Your goal:
Reproduce each item below verbatim, leaving out the pictures.

Data to use:
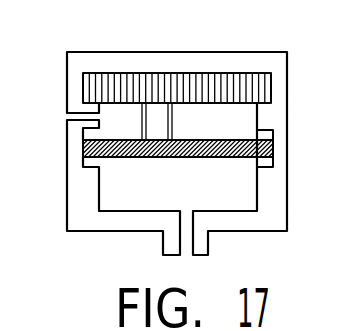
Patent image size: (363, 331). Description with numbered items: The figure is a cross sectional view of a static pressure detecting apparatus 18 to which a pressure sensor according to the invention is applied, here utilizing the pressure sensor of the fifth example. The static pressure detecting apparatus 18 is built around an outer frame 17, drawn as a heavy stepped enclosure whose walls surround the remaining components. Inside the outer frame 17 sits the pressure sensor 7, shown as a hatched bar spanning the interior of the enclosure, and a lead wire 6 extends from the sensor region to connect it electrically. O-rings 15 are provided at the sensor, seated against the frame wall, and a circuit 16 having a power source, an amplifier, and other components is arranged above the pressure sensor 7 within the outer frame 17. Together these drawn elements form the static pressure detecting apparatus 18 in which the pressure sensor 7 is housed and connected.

The lead wire 6 is at (155, 118).
The pressure sensor 7 is at (83, 147).
The O-rings 15 is at (273, 132).
The circuit 16 is at (233, 87).
The outer frame 17 is at (269, 218).
The static pressure detecting apparatus 18 is at (119, 120).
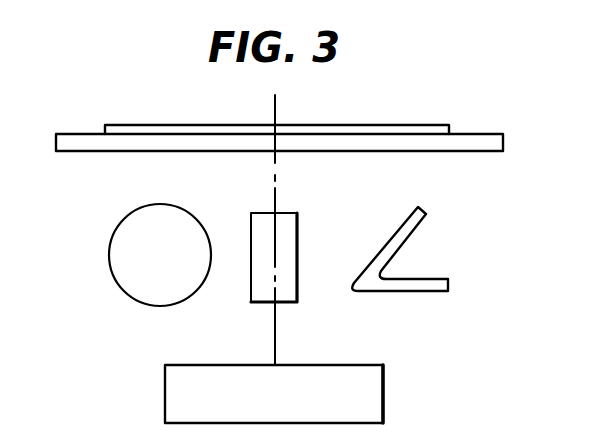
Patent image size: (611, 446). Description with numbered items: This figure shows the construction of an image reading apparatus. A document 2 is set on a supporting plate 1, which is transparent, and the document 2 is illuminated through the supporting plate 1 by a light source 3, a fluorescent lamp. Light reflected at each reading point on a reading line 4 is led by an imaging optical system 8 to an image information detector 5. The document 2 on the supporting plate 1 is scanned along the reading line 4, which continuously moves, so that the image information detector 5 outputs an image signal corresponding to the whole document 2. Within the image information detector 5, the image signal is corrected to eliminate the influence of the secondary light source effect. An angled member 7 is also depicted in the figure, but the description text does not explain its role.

The supporting plate 1 is at (503, 139).
The document 2 is at (388, 124).
The light source 3 is at (133, 300).
The reading line 4 is at (278, 132).
The image information detector 5 is at (384, 390).
The angled reflector 7 is at (449, 287).
The imaging optical system 8 is at (298, 233).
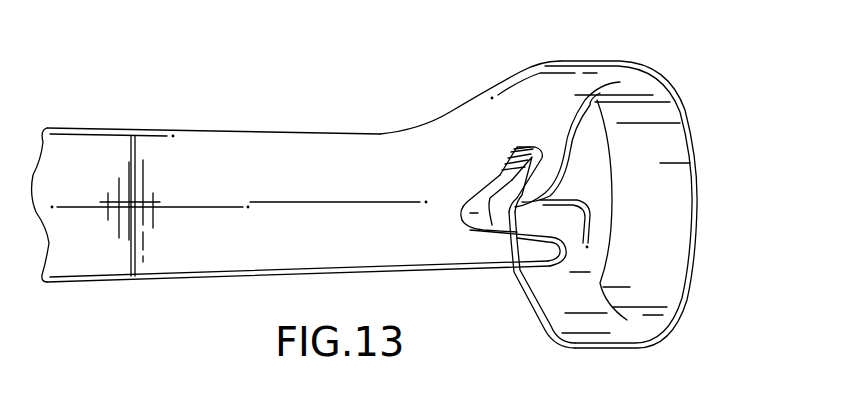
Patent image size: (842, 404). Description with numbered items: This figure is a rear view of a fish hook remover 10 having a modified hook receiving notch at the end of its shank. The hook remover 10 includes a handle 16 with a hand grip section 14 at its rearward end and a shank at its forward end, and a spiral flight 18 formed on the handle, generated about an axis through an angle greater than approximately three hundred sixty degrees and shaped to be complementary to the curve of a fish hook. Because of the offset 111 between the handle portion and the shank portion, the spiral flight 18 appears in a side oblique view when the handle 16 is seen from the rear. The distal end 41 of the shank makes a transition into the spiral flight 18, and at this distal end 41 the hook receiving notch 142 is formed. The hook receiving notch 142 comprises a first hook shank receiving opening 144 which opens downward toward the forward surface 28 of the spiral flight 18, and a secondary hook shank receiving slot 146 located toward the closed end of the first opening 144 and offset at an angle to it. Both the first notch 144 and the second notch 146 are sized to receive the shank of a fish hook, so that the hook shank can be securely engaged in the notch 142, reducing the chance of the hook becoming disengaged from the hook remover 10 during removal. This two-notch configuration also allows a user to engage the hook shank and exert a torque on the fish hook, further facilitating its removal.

The hook remover 10 is at (135, 69).
The hand grip section 14 is at (306, 132).
The handle 16 is at (82, 285).
The spiral flight 18 is at (674, 86).
The forward surface 28 is at (657, 242).
The distal end 41 is at (463, 107).
The offset 111 is at (132, 283).
The hook receiving notch 142 is at (478, 231).
The first hook shank receiving opening 144 is at (520, 224).
The secondary hook shank receiving slot 146 is at (492, 175).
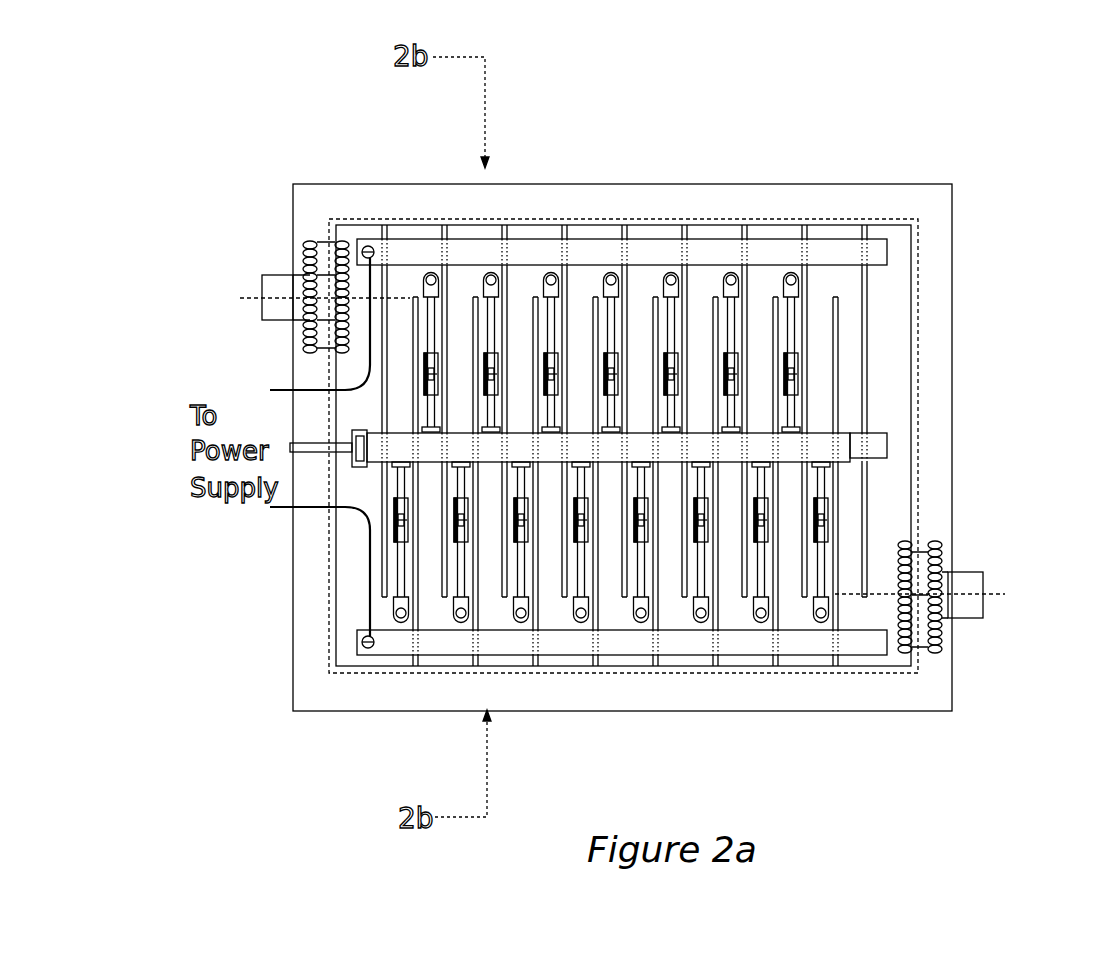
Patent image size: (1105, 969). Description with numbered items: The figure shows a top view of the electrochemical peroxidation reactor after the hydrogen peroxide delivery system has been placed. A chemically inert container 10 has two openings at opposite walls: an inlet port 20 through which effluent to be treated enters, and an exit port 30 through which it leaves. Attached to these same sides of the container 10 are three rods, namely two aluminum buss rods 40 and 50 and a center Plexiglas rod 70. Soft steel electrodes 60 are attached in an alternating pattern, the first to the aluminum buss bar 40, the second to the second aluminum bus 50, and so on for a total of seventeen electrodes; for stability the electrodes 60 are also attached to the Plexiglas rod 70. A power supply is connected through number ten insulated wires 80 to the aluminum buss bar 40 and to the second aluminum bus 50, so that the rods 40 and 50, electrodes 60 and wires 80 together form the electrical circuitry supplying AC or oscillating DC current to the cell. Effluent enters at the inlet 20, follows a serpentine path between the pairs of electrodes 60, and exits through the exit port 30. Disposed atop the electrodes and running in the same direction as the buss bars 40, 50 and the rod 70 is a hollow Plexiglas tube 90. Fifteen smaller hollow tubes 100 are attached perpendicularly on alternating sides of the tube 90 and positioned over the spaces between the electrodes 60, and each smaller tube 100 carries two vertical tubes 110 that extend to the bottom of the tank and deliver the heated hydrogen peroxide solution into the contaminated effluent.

The chemically inert container 10 is at (683, 72).
The inlet port 20 is at (262, 320).
The exit port 30 is at (967, 620).
The aluminum buss rod 40 is at (887, 245).
The second aluminum bus 50 is at (865, 643).
The soft steel electrodes 60 is at (410, 662).
The Plexiglas rod 70 is at (887, 443).
The insulated wires 80 is at (287, 390).
The hollow Plexiglas tube 90 is at (853, 465).
The smaller hollow tubes 100 is at (730, 330).
The vertical tubes 110 is at (613, 372).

Output below:
Patent image size: (363, 331). Description with numbered items: The figure is a cross sectional view of a static pressure detecting apparatus 18 to which a pressure sensor according to the invention is applied, here utilizing the pressure sensor of the fifth example. The static pressure detecting apparatus 18 is built around an outer frame 17, drawn as a heavy stepped enclosure whose walls surround the remaining components. Inside the outer frame 17 sits the pressure sensor 7, shown as a hatched bar spanning the interior of the enclosure, and a lead wire 6 extends from the sensor region to connect it electrically. O-rings 15 are provided at the sensor, seated against the frame wall, and a circuit 16 having a power source, an amplifier, and other components is arranged above the pressure sensor 7 within the outer frame 17. Together these drawn elements form the static pressure detecting apparatus 18 in which the pressure sensor 7 is housed and connected.

The lead wire 6 is at (155, 118).
The pressure sensor 7 is at (83, 147).
The O-rings 15 is at (273, 132).
The circuit 16 is at (233, 87).
The outer frame 17 is at (269, 218).
The static pressure detecting apparatus 18 is at (119, 120).
Patent image size: (611, 446). Description with numbered items: This figure shows the construction of an image reading apparatus. A document 2 is set on a supporting plate 1, which is transparent, and the document 2 is illuminated through the supporting plate 1 by a light source 3, a fluorescent lamp. Light reflected at each reading point on a reading line 4 is led by an imaging optical system 8 to an image information detector 5. The document 2 on the supporting plate 1 is scanned along the reading line 4, which continuously moves, so that the image information detector 5 outputs an image signal corresponding to the whole document 2. Within the image information detector 5, the image signal is corrected to eliminate the influence of the secondary light source effect. An angled member 7 is also depicted in the figure, but the description text does not explain its role.

The supporting plate 1 is at (503, 139).
The document 2 is at (388, 124).
The light source 3 is at (133, 300).
The reading line 4 is at (278, 132).
The image information detector 5 is at (384, 390).
The angled reflector 7 is at (449, 287).
The imaging optical system 8 is at (298, 233).
Patent image size: (842, 404). Description with numbered items: This figure is a rear view of a fish hook remover 10 having a modified hook receiving notch at the end of its shank. The hook remover 10 includes a handle 16 with a hand grip section 14 at its rearward end and a shank at its forward end, and a spiral flight 18 formed on the handle, generated about an axis through an angle greater than approximately three hundred sixty degrees and shaped to be complementary to the curve of a fish hook. Because of the offset 111 between the handle portion and the shank portion, the spiral flight 18 appears in a side oblique view when the handle 16 is seen from the rear. The distal end 41 of the shank makes a transition into the spiral flight 18, and at this distal end 41 the hook receiving notch 142 is formed. The hook receiving notch 142 comprises a first hook shank receiving opening 144 which opens downward toward the forward surface 28 of the spiral flight 18, and a secondary hook shank receiving slot 146 located toward the closed end of the first opening 144 and offset at an angle to it. Both the first notch 144 and the second notch 146 are sized to receive the shank of a fish hook, so that the hook shank can be securely engaged in the notch 142, reducing the chance of the hook becoming disengaged from the hook remover 10 during removal. This two-notch configuration also allows a user to engage the hook shank and exert a torque on the fish hook, further facilitating its removal.

The hook remover 10 is at (135, 69).
The hand grip section 14 is at (306, 132).
The handle 16 is at (82, 285).
The spiral flight 18 is at (674, 86).
The forward surface 28 is at (657, 242).
The distal end 41 is at (463, 107).
The offset 111 is at (132, 283).
The hook receiving notch 142 is at (478, 231).
The first hook shank receiving opening 144 is at (520, 224).
The secondary hook shank receiving slot 146 is at (492, 175).
Patent image size: (1105, 969). Description with numbered items: The figure shows a top view of the electrochemical peroxidation reactor after the hydrogen peroxide delivery system has been placed. A chemically inert container 10 has two openings at opposite walls: an inlet port 20 through which effluent to be treated enters, and an exit port 30 through which it leaves. Attached to these same sides of the container 10 are three rods, namely two aluminum buss rods 40 and 50 and a center Plexiglas rod 70. Soft steel electrodes 60 are attached in an alternating pattern, the first to the aluminum buss bar 40, the second to the second aluminum bus 50, and so on for a total of seventeen electrodes; for stability the electrodes 60 are also attached to the Plexiglas rod 70. A power supply is connected through number ten insulated wires 80 to the aluminum buss bar 40 and to the second aluminum bus 50, so that the rods 40 and 50, electrodes 60 and wires 80 together form the electrical circuitry supplying AC or oscillating DC current to the cell. Effluent enters at the inlet 20, follows a serpentine path between the pairs of electrodes 60, and exits through the exit port 30. Disposed atop the electrodes and running in the same direction as the buss bars 40, 50 and the rod 70 is a hollow Plexiglas tube 90. Fifteen smaller hollow tubes 100 are attached perpendicularly on alternating sides of the tube 90 and positioned over the spaces between the electrodes 60, and each smaller tube 100 carries two vertical tubes 110 that extend to the bottom of the tank and deliver the heated hydrogen peroxide solution into the contaminated effluent.

The chemically inert container 10 is at (683, 72).
The inlet port 20 is at (262, 320).
The exit port 30 is at (967, 620).
The aluminum buss rod 40 is at (887, 245).
The second aluminum bus 50 is at (865, 643).
The soft steel electrodes 60 is at (410, 662).
The Plexiglas rod 70 is at (887, 443).
The insulated wires 80 is at (287, 390).
The hollow Plexiglas tube 90 is at (853, 465).
The smaller hollow tubes 100 is at (730, 330).
The vertical tubes 110 is at (613, 372).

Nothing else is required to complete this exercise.